The task:
Transcribe the whole listing without a single picture.

Dataset records:
* * * *

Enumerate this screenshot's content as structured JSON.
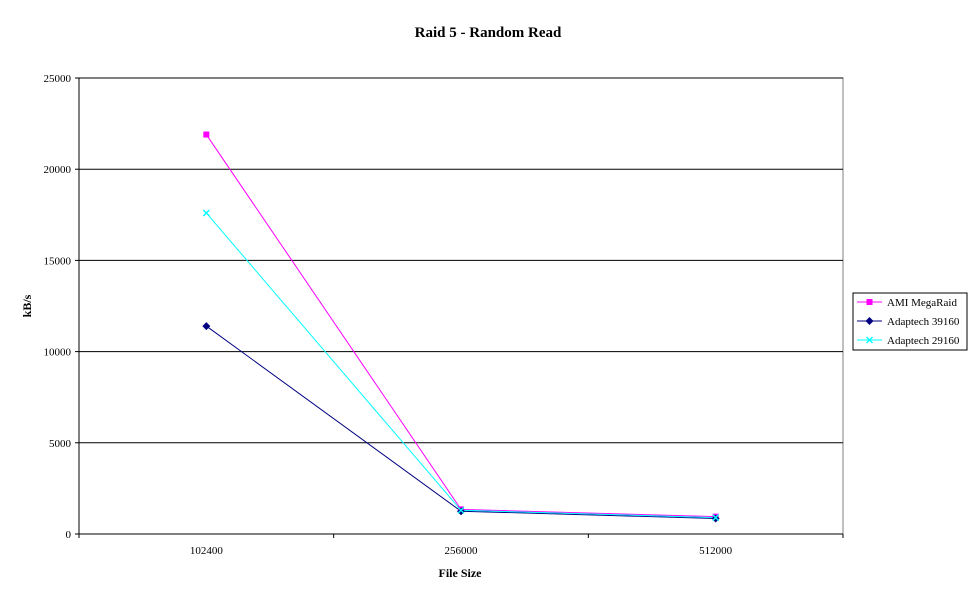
{
  "chart_data": {
    "type": "line",
    "title": "Raid 5 - Random Read",
    "xlabel": "File Size",
    "ylabel": "kB/s",
    "categories": [
      "102400",
      "256000",
      "512000"
    ],
    "ylim": [
      0,
      25000
    ],
    "yticks": [
      "0",
      "5000",
      "10000",
      "15000",
      "20000",
      "25000"
    ],
    "grid": true,
    "legend_position": "right",
    "series": [
      {
        "name": "AMI MegaRaid",
        "values": [
          21900,
          1350,
          950
        ],
        "color": "#ff00ff",
        "marker": "square"
      },
      {
        "name": "Adaptech 39160",
        "values": [
          11400,
          1250,
          850
        ],
        "color": "#000080",
        "marker": "diamond"
      },
      {
        "name": "Adaptech 29160",
        "values": [
          17600,
          1300,
          900
        ],
        "color": "#00ffff",
        "marker": "x"
      }
    ]
  }
}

* * * *

Expected answer:
Enumerate this screenshot's content as structured JSON.
{
  "chart_data": {
    "type": "line",
    "title": "Raid 5 - Random Read",
    "xlabel": "File Size",
    "ylabel": "kB/s",
    "categories": [
      "102400",
      "256000",
      "512000"
    ],
    "ylim": [
      0,
      25000
    ],
    "yticks": [
      "0",
      "5000",
      "10000",
      "15000",
      "20000",
      "25000"
    ],
    "grid": true,
    "legend_position": "right",
    "series": [
      {
        "name": "AMI MegaRaid",
        "values": [
          21900,
          1350,
          950
        ],
        "color": "#ff00ff",
        "marker": "square"
      },
      {
        "name": "Adaptech 39160",
        "values": [
          11400,
          1250,
          850
        ],
        "color": "#000080",
        "marker": "diamond"
      },
      {
        "name": "Adaptech 29160",
        "values": [
          17600,
          1300,
          900
        ],
        "color": "#00ffff",
        "marker": "x"
      }
    ]
  }
}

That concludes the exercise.